### [Recorded data]
--------------------------------------------------

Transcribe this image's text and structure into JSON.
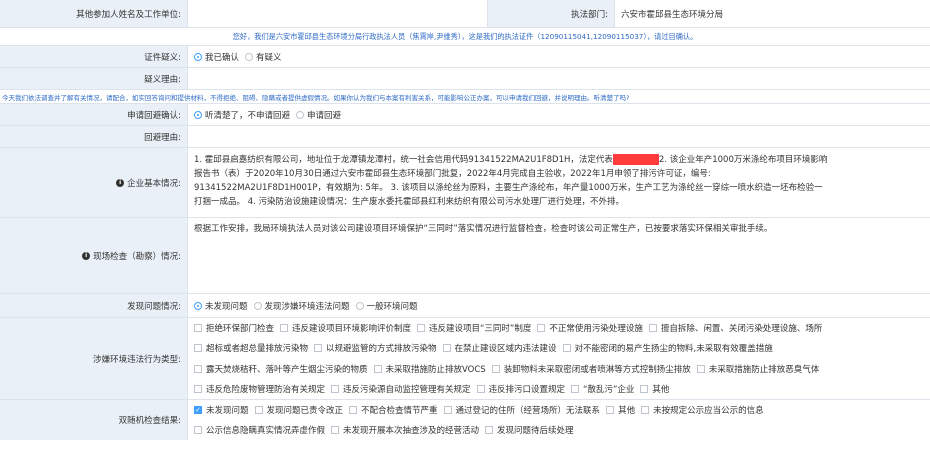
{
  "row1": {
    "label": "其他参加人姓名及工作单位:",
    "dept_label": "执法部门:",
    "dept_value": "六安市霍邱县生态环境分局"
  },
  "notice1": "您好，我们是六安市霍邱县生态环境分局行政执法人员（焦霄岸,尹维秀），这是我们的执法证件（12090115041,12090115037），请过目确认。",
  "cert": {
    "label": "证件疑义:",
    "options": [
      "我已确认",
      "有疑义"
    ]
  },
  "doubt": {
    "label": "疑义理由:"
  },
  "notice2": "今天我们依法调查并了解有关情况，请配合，如实回答询问和提供材料，不得拒绝、阻碍、隐瞒或者提供虚假情况。如果你认为我们与本案有利害关系，可能影响公正办案，可以申请我们回避，并说明理由。听清楚了吗?",
  "avoid": {
    "label": "申请回避确认:",
    "options": [
      "听清楚了，不申请回避",
      "申请回避"
    ]
  },
  "avoid_reason": {
    "label": "回避理由:"
  },
  "basic": {
    "label": "企业基本情况:",
    "line1a": "1. 霍邱县启嘉纺织有限公司，地址位于龙潭镇龙潭村，统一社会信用代码91341522MA2U1F8D1H，法定代表",
    "line1b": "2. 该企业年产1000万米涤纶布项目环境影响",
    "line2": "报告书（表）于2020年10月30日通过六安市霍邱县生态环境部门批复，2022年4月完成自主验收，2022年1月申领了排污许可证，编号:",
    "line3": "91341522MA2U1F8D1H001P，有效期为: 5年。 3. 该项目以涤纶丝为原料，主要生产涤纶布，年产量1000万米，生产工艺为涤纶丝一穿综一喷水织造一坯布检验一",
    "line4": "打捆一成品。  4. 污染防治设施建设情况：生产废水委托霍邱县红利来纺织有限公司污水处理厂进行处理，不外排。"
  },
  "site": {
    "label": "现场检查（勘察）情况:",
    "text": "根据工作安排，我局环境执法人员对该公司建设项目环境保护“三同时”落实情况进行监督检查，检查时该公司正常生产，已按要求落实环保相关审批手续。"
  },
  "found": {
    "label": "发现问题情况:",
    "options": [
      "未发现问题",
      "发现涉嫌环境违法问题",
      "一般环境问题"
    ]
  },
  "violation": {
    "label": "涉嫌环境违法行为类型:",
    "lines": [
      [
        "拒绝环保部门检查",
        "违反建设项目环境影响评价制度",
        "违反建设项目“三同时”制度",
        "不正常使用污染处理设施",
        "擅自拆除、闲置、关闭污染处理设施、场所"
      ],
      [
        "超标或者超总量排放污染物",
        "以规避监管的方式排放污染物",
        "在禁止建设区域内违法建设",
        "对不能密闭的易产生扬尘的物料,未采取有效覆盖措施"
      ],
      [
        "露天焚烧秸秆、落叶等产生烟尘污染的物质",
        "未采取措施防止排放VOCS",
        "装卸物料未采取密闭或者喷淋等方式控制扬尘排放",
        "未采取措施防止排放恶臭气体"
      ],
      [
        "违反危险废物管理防治有关规定",
        "违反污染源自动监控管理有关规定",
        "违反排污口设置规定",
        "“散乱污”企业",
        "其他"
      ]
    ]
  },
  "double": {
    "label": "双随机检查结果:",
    "lines": [
      [
        {
          "t": "未发现问题",
          "on": true
        },
        {
          "t": "发现问题已责令改正"
        },
        {
          "t": "不配合检查情节严重"
        },
        {
          "t": "通过登记的住所（经营场所）无法联系"
        },
        {
          "t": "其他"
        },
        {
          "t": "未按规定公示应当公示的信息"
        }
      ],
      [
        {
          "t": "公示信息隐瞒真实情况弄虚作假"
        },
        {
          "t": "未发现开展本次抽查涉及的经营活动"
        },
        {
          "t": "发现问题待后续处理"
        }
      ]
    ]
  }
}
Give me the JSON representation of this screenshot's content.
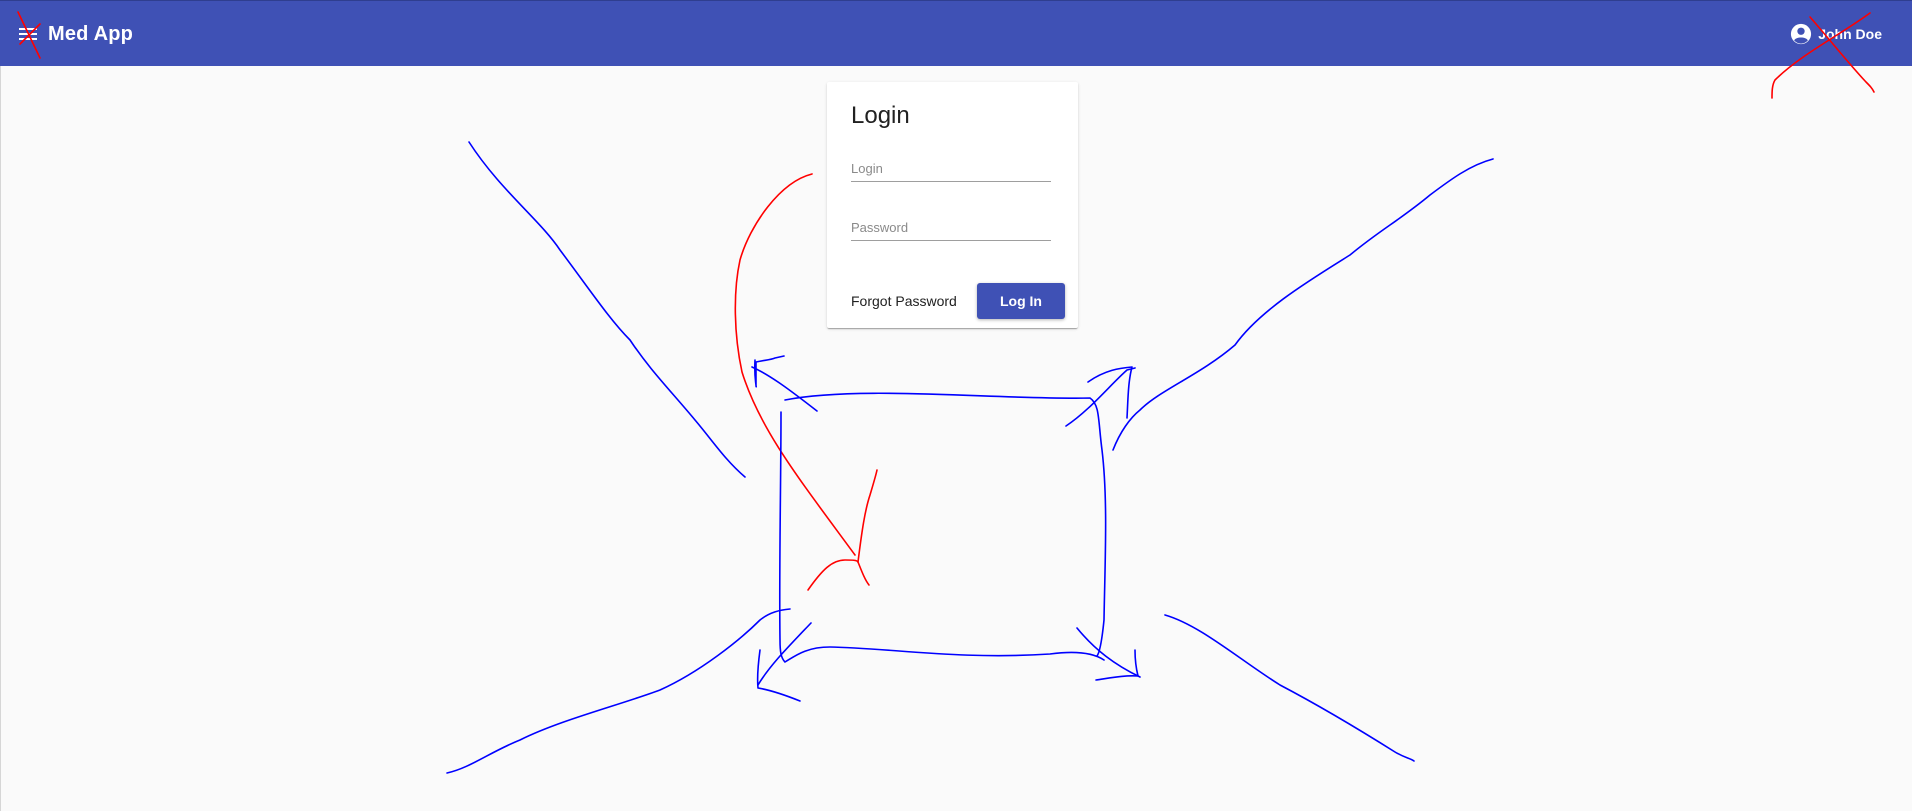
{
  "toolbar": {
    "app_title": "Med App",
    "user_name": "John Doe",
    "color": "#3f51b5",
    "menu_icon": "menu-icon",
    "user_icon": "account-circle-icon"
  },
  "login_card": {
    "title": "Login",
    "login_field": {
      "placeholder": "Login",
      "value": ""
    },
    "password_field": {
      "placeholder": "Password",
      "value": ""
    },
    "forgot_password_label": "Forgot Password",
    "login_button_label": "Log In"
  },
  "annotations": {
    "description": "hand-drawn red and blue pen strokes overlaying the page",
    "colors": {
      "red": "#ff0000",
      "blue": "#0000ff"
    }
  }
}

--------------------------------------------------

Search the data above for the string "icon" and return every line that has it.

    "menu_icon": "menu-icon",
    "user_icon": "account-circle-icon"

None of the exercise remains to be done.